(Collected data)
>>>

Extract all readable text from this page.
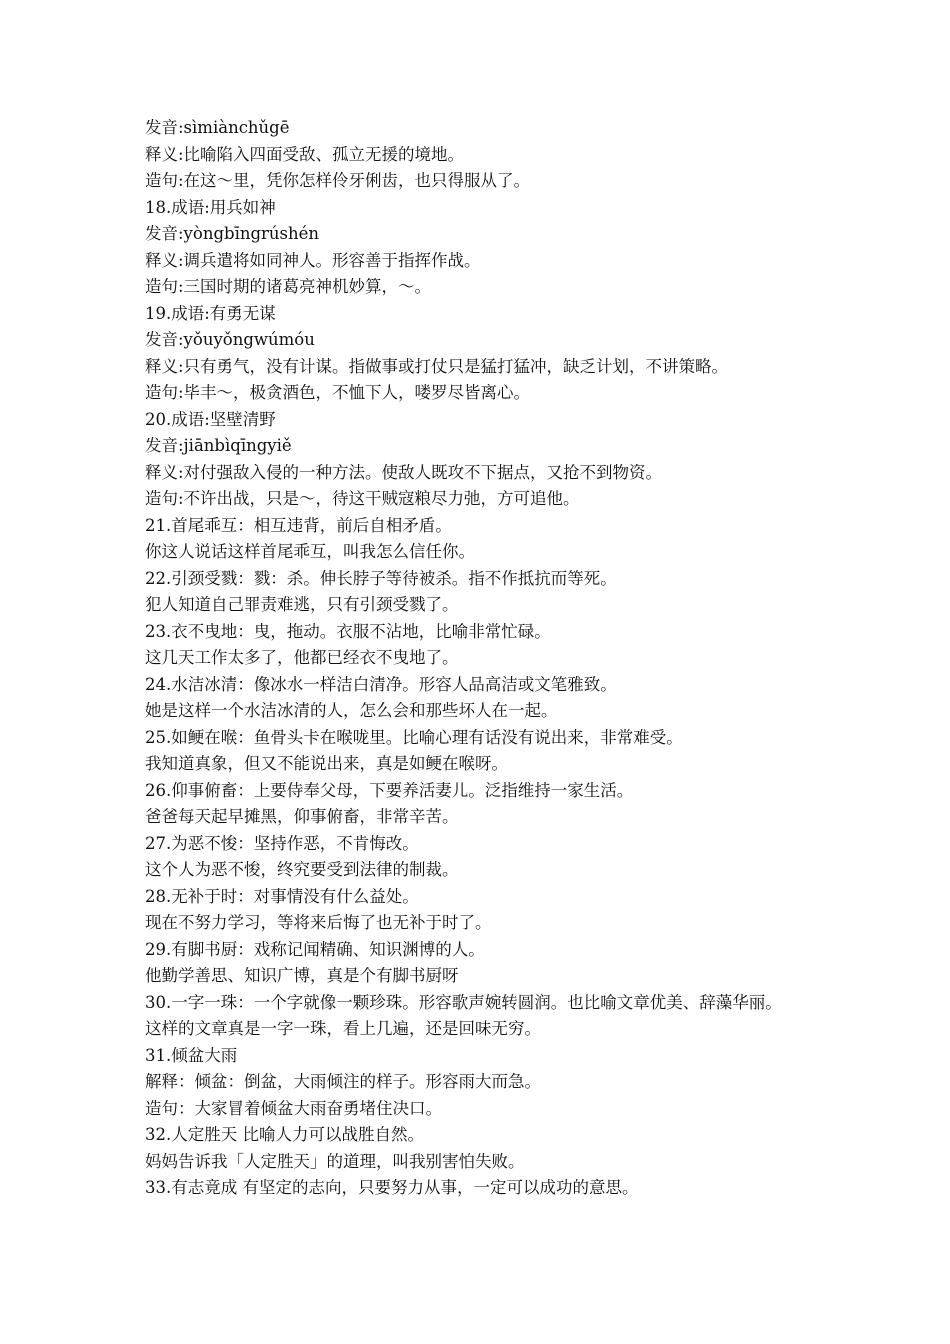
发音:sìmiànchǔgē
释义:比喻陷入四面受敌、孤立无援的境地。
造句:在这～里，凭你怎样伶牙俐齿，也只得服从了。
18.成语:用兵如神
发音:yòngbīngrúshén
释义:调兵遣将如同神人。形容善于指挥作战。
造句:三国时期的诸葛亮神机妙算，～。
19.成语:有勇无谋
发音:yǒuyǒngwúmóu
释义:只有勇气，没有计谋。指做事或打仗只是猛打猛冲，缺乏计划，不讲策略。
造句:毕丰～，极贪酒色，不恤下人，喽罗尽皆离心。
20.成语:坚壁清野
发音:jiānbìqīngyiě
释义:对付强敌入侵的一种方法。使敌人既攻不下据点，又抢不到物资。
造句:不许出战，只是～，待这干贼寇粮尽力弛，方可追他。
21.首尾乖互：相互违背，前后自相矛盾。
你这人说话这样首尾乖互，叫我怎么信任你。
22.引颈受戮：戮：杀。伸长脖子等待被杀。指不作抵抗而等死。
犯人知道自己罪责难逃，只有引颈受戮了。
23.衣不曳地：曳，拖动。衣服不沾地，比喻非常忙碌。
这几天工作太多了，他都已经衣不曳地了。
24.水洁冰清：像冰水一样洁白清净。形容人品高洁或文笔雅致。
她是这样一个水洁冰清的人，怎么会和那些坏人在一起。
25.如鲠在喉：鱼骨头卡在喉咙里。比喻心理有话没有说出来，非常难受。
我知道真象，但又不能说出来，真是如鲠在喉呀。
26.仰事俯畜：上要侍奉父母，下要养活妻儿。泛指维持一家生活。
爸爸每天起早摊黑，仰事俯畜，非常辛苦。
27.为恶不悛：坚持作恶，不肯悔改。
这个人为恶不悛，终究要受到法律的制裁。
28.无补于时：对事情没有什么益处。
现在不努力学习，等将来后悔了也无补于时了。
29.有脚书厨：戏称记闻精确、知识渊博的人。
他勤学善思、知识广博，真是个有脚书厨呀
30.一字一珠：一个字就像一颗珍珠。形容歌声婉转圆润。也比喻文章优美、辞藻华丽。
这样的文章真是一字一珠，看上几遍，还是回味无穷。
31.倾盆大雨
解释：倾盆：倒盆，大雨倾注的样子。形容雨大而急。
造句：大家冒着倾盆大雨奋勇堵住决口。
32.人定胜天 比喻人力可以战胜自然。
妈妈告诉我「人定胜天」的道理，叫我别害怕失败。
33.有志竟成 有坚定的志向，只要努力从事，一定可以成功的意思。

<<<

WRITTEN EXERCISE => The records above must be printed exactly; the pictures stay out.

COMPLETE ANSWER =>
Extract all readable text from this page.
发音:sìmiànchǔgē
释义:比喻陷入四面受敌、孤立无援的境地。
造句:在这～里，凭你怎样伶牙俐齿，也只得服从了。
18.成语:用兵如神
发音:yòngbīngrúshén
释义:调兵遣将如同神人。形容善于指挥作战。
造句:三国时期的诸葛亮神机妙算，～。
19.成语:有勇无谋
发音:yǒuyǒngwúmóu
释义:只有勇气，没有计谋。指做事或打仗只是猛打猛冲，缺乏计划，不讲策略。
造句:毕丰～，极贪酒色，不恤下人，喽罗尽皆离心。
20.成语:坚壁清野
发音:jiānbìqīngyiě
释义:对付强敌入侵的一种方法。使敌人既攻不下据点，又抢不到物资。
造句:不许出战，只是～，待这干贼寇粮尽力弛，方可追他。
21.首尾乖互：相互违背，前后自相矛盾。
你这人说话这样首尾乖互，叫我怎么信任你。
22.引颈受戮：戮：杀。伸长脖子等待被杀。指不作抵抗而等死。
犯人知道自己罪责难逃，只有引颈受戮了。
23.衣不曳地：曳，拖动。衣服不沾地，比喻非常忙碌。
这几天工作太多了，他都已经衣不曳地了。
24.水洁冰清：像冰水一样洁白清净。形容人品高洁或文笔雅致。
她是这样一个水洁冰清的人，怎么会和那些坏人在一起。
25.如鲠在喉：鱼骨头卡在喉咙里。比喻心理有话没有说出来，非常难受。
我知道真象，但又不能说出来，真是如鲠在喉呀。
26.仰事俯畜：上要侍奉父母，下要养活妻儿。泛指维持一家生活。
爸爸每天起早摊黑，仰事俯畜，非常辛苦。
27.为恶不悛：坚持作恶，不肯悔改。
这个人为恶不悛，终究要受到法律的制裁。
28.无补于时：对事情没有什么益处。
现在不努力学习，等将来后悔了也无补于时了。
29.有脚书厨：戏称记闻精确、知识渊博的人。
他勤学善思、知识广博，真是个有脚书厨呀
30.一字一珠：一个字就像一颗珍珠。形容歌声婉转圆润。也比喻文章优美、辞藻华丽。
这样的文章真是一字一珠，看上几遍，还是回味无穷。
31.倾盆大雨
解释：倾盆：倒盆，大雨倾注的样子。形容雨大而急。
造句：大家冒着倾盆大雨奋勇堵住决口。
32.人定胜天 比喻人力可以战胜自然。
妈妈告诉我「人定胜天」的道理，叫我别害怕失败。
33.有志竟成 有坚定的志向，只要努力从事，一定可以成功的意思。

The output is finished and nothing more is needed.